[Chart and figure data]

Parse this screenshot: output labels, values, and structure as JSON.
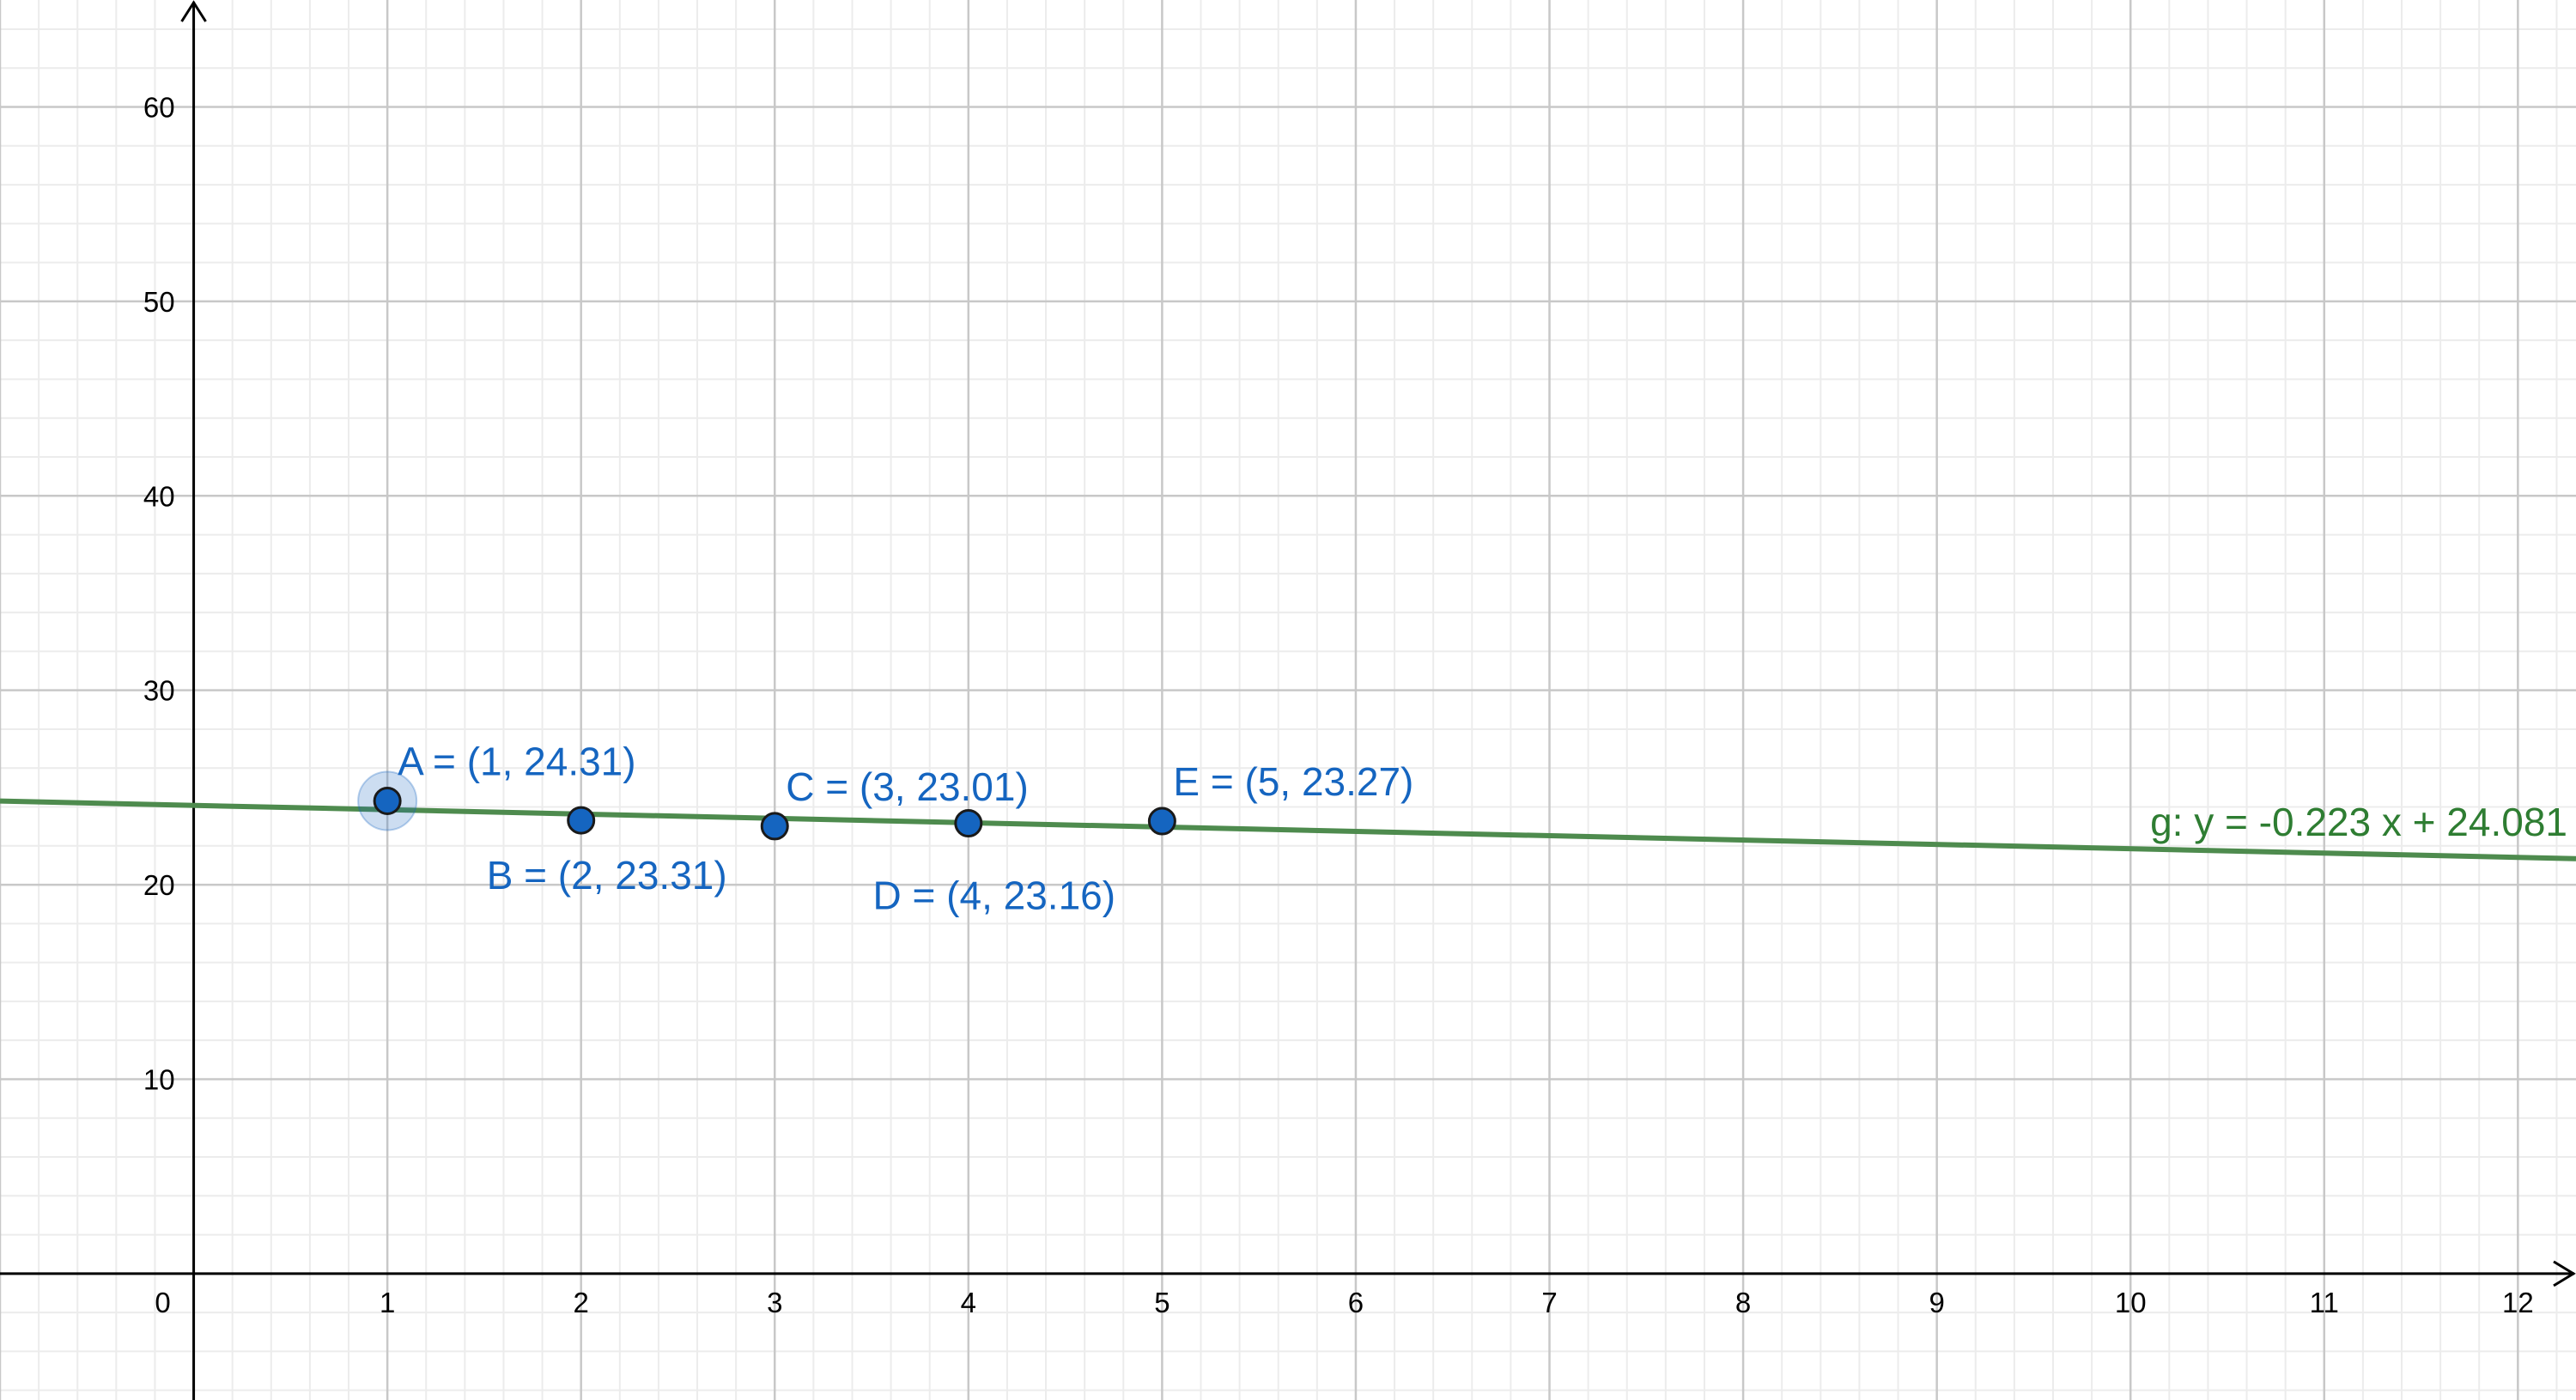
{
  "chart_data": {
    "type": "scatter",
    "xlim": [
      -1,
      12.3
    ],
    "ylim": [
      -6.5,
      65.5
    ],
    "grid": true,
    "x_ticks": [
      0,
      1,
      2,
      3,
      4,
      5,
      6,
      7,
      8,
      9,
      10,
      11,
      12
    ],
    "y_ticks": [
      10,
      20,
      30,
      40,
      50,
      60
    ],
    "points": [
      {
        "name": "A",
        "x": 1,
        "y": 24.31,
        "label": "A = (1, 24.31)",
        "selected": true
      },
      {
        "name": "B",
        "x": 2,
        "y": 23.31,
        "label": "B = (2, 23.31)"
      },
      {
        "name": "C",
        "x": 3,
        "y": 23.01,
        "label": "C = (3, 23.01)"
      },
      {
        "name": "D",
        "x": 4,
        "y": 23.16,
        "label": "D = (4, 23.16)"
      },
      {
        "name": "E",
        "x": 5,
        "y": 23.27,
        "label": "E = (5, 23.27)"
      }
    ],
    "line": {
      "name": "g",
      "slope": -0.223,
      "intercept": 24.081,
      "label": "g: y = -0.223 x + 24.081"
    },
    "colors": {
      "point_fill": "#1565c0",
      "point_label": "#1565c0",
      "line": "#4e8b4e",
      "line_label": "#2e7d32",
      "grid_major": "#c8c8c8",
      "grid_minor": "#ececec",
      "axis": "#000000"
    }
  }
}
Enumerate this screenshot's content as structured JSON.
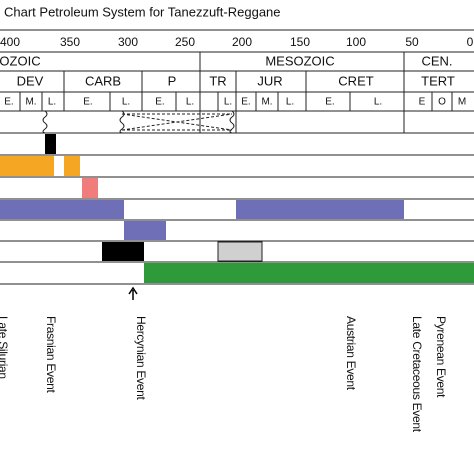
{
  "header": {
    "title": "Chart Petroleum System for Tanezzuft-Reggane"
  },
  "time_ticks": [
    "400",
    "350",
    "300",
    "250",
    "200",
    "150",
    "100",
    "50",
    "0"
  ],
  "eras": [
    "OZOIC",
    "MESOZOIC",
    "CEN."
  ],
  "periods": [
    "DEV",
    "CARB",
    "P",
    "TR",
    "JUR",
    "CRET",
    "TERT"
  ],
  "epochs": [
    "E.",
    "M.",
    "L.",
    "E.",
    "L.",
    "E.",
    "L.",
    "L.",
    "E.",
    "M.",
    "L.",
    "E.",
    "L.",
    "E",
    "O",
    "M"
  ],
  "events": [
    "Late Silurian",
    "Frasnian Event",
    "Hercynian Event",
    "Austrian Event",
    "Late Cretaceous Event",
    "Pyrenean Event"
  ]
}
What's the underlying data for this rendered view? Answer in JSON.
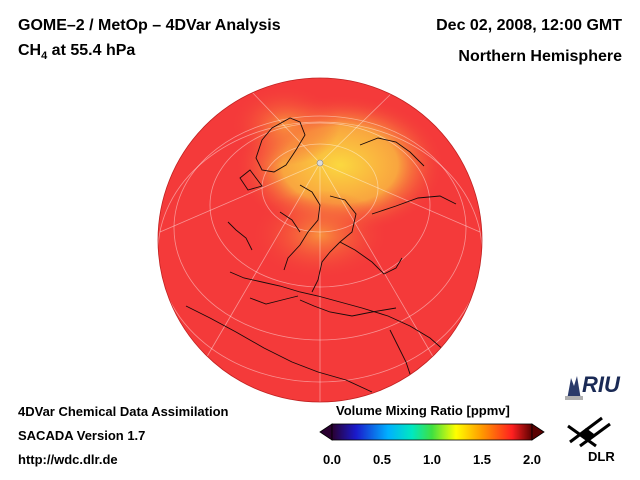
{
  "header": {
    "title_line1": "GOME–2 / MetOp – 4DVar Analysis",
    "species": "CH",
    "species_sub": "4",
    "level": " at 55.4 hPa",
    "datetime": "Dec 02, 2008, 12:00 GMT",
    "region": "Northern Hemisphere"
  },
  "footer": {
    "line1": "4DVar Chemical Data Assimilation",
    "line2": "SACADA Version 1.7",
    "line3": "http://wdc.dlr.de"
  },
  "colorbar": {
    "title": "Volume Mixing Ratio [ppmv]",
    "min": 0.0,
    "max": 2.0,
    "ticks": [
      "0.0",
      "0.5",
      "1.0",
      "1.5",
      "2.0"
    ],
    "stops": [
      "#2a0030",
      "#1a1acc",
      "#00b0ff",
      "#00e8c0",
      "#40e040",
      "#ffff00",
      "#ff9900",
      "#ff2020",
      "#5a0000"
    ]
  },
  "map": {
    "projection": "orthographic",
    "center": "North Pole",
    "base_color": "#f43a3a",
    "high_color": "#fbd23a"
  },
  "logos": {
    "riu": "RIU",
    "dlr": "DLR"
  }
}
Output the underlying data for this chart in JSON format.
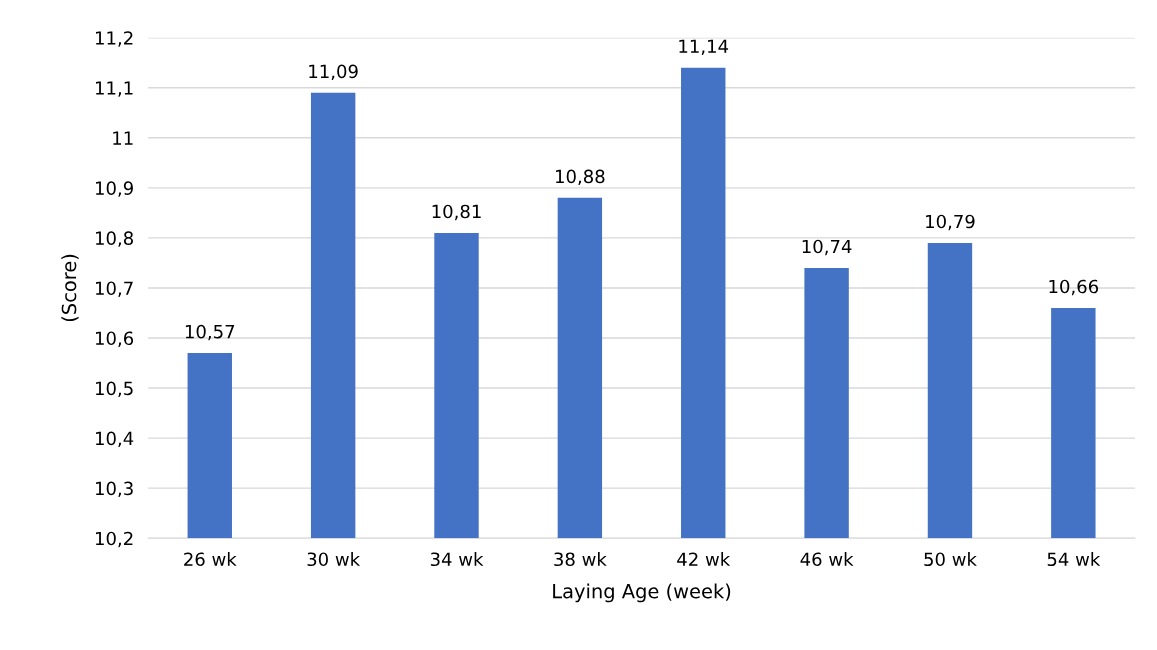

_DIRECTIONS_
Copy exactly the lines from the line containing "What's the underlying" through the last line of the records, both included, and omit every picture.

_FULL OUTPUT_
What's the underlying data for this rendered view? Answer in JSON.
{
  "header": {
    "title_line1": "GOME–2 / MetOp – 4DVar Analysis",
    "species": "CH",
    "species_sub": "4",
    "level": " at 55.4 hPa",
    "datetime": "Dec 02, 2008, 12:00 GMT",
    "region": "Northern Hemisphere"
  },
  "footer": {
    "line1": "4DVar Chemical Data Assimilation",
    "line2": "SACADA Version 1.7",
    "line3": "http://wdc.dlr.de"
  },
  "colorbar": {
    "title": "Volume Mixing Ratio [ppmv]",
    "min": 0.0,
    "max": 2.0,
    "ticks": [
      "0.0",
      "0.5",
      "1.0",
      "1.5",
      "2.0"
    ],
    "stops": [
      "#2a0030",
      "#1a1acc",
      "#00b0ff",
      "#00e8c0",
      "#40e040",
      "#ffff00",
      "#ff9900",
      "#ff2020",
      "#5a0000"
    ]
  },
  "map": {
    "projection": "orthographic",
    "center": "North Pole",
    "base_color": "#f43a3a",
    "high_color": "#fbd23a"
  },
  "logos": {
    "riu": "RIU",
    "dlr": "DLR"
  }
}
Output the underlying data for this chart in JSON format.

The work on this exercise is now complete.